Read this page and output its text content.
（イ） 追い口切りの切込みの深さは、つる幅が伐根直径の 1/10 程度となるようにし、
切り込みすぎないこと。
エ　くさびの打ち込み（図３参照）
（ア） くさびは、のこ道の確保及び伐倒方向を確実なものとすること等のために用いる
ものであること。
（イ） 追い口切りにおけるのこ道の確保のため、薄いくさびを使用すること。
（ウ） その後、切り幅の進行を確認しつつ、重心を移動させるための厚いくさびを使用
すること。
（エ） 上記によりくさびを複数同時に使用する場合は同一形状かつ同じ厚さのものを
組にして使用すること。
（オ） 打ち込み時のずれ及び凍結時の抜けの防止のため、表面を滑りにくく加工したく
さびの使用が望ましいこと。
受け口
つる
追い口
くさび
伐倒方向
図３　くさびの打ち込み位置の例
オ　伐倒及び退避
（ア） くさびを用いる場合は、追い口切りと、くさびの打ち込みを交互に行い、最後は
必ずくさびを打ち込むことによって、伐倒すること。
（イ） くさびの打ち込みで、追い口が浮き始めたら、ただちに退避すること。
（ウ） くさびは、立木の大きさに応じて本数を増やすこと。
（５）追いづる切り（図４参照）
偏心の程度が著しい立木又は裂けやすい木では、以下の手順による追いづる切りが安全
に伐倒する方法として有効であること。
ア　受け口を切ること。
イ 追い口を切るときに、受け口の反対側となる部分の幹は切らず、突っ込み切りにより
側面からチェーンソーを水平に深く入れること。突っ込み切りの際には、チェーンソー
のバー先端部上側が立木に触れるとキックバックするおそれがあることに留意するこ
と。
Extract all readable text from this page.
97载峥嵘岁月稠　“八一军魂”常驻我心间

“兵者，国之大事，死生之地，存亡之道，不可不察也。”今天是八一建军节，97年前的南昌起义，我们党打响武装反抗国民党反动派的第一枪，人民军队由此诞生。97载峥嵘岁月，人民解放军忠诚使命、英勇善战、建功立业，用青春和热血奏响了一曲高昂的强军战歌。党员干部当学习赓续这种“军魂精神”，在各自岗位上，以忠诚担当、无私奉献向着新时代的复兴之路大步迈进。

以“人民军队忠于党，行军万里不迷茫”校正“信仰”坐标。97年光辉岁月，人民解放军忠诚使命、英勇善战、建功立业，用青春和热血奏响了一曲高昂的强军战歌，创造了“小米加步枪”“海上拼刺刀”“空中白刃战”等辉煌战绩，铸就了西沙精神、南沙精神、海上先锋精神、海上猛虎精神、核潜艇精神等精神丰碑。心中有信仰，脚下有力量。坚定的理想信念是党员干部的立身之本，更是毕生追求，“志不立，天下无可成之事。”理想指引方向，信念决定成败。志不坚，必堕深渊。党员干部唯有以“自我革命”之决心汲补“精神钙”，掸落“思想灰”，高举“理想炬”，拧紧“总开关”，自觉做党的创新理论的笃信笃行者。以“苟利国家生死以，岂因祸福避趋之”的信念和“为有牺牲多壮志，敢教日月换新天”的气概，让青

* * * * *

GIVEN EXERCISE: Look for lines containing the string "用青春和热血奏响了一曲高昂的强军战歌" and copy them all.

FINISHED TASK:
“兵者，国之大事，死生之地，存亡之道，不可不察也。”今天是八一建军节，97年前的南昌起义，我们党打响武装反抗国民党反动派的第一枪，人民军队由此诞生。97载峥嵘岁月，人民解放军忠诚使命、英勇善战、建功立业，用青春和热血奏响了一曲高昂的强军战歌。党员干部当学习赓续这种“军魂精神”，在各自岗位上，以忠诚担当、无私奉献向着新时代的复兴之路大步迈进。
以“人民军队忠于党，行军万里不迷茫”校正“信仰”坐标。97年光辉岁月，人民解放军忠诚使命、英勇善战、建功立业，用青春和热血奏响了一曲高昂的强军战歌，创造了“小米加步枪”“海上拼刺刀”“空中白刃战”等辉煌战绩，铸就了西沙精神、南沙精神、海上先锋精神、海上猛虎精神、核潜艇精神等精神丰碑。心中有信仰，脚下有力量。坚定的理想信念是党员干部的立身之本，更是毕生追求，“志不立，天下无可成之事。”理想指引方向，信念决定成败。志不坚，必堕深渊。党员干部唯有以“自我革命”之决心汲补“精神钙”，掸落“思想灰”，高举“理想炬”，拧紧“总开关”，自觉做党的创新理论的笃信笃行者。以“苟利国家生死以，岂因祸福避趋之”的信念和“为有牺牲多壮志，敢教日月换新天”的气概，让青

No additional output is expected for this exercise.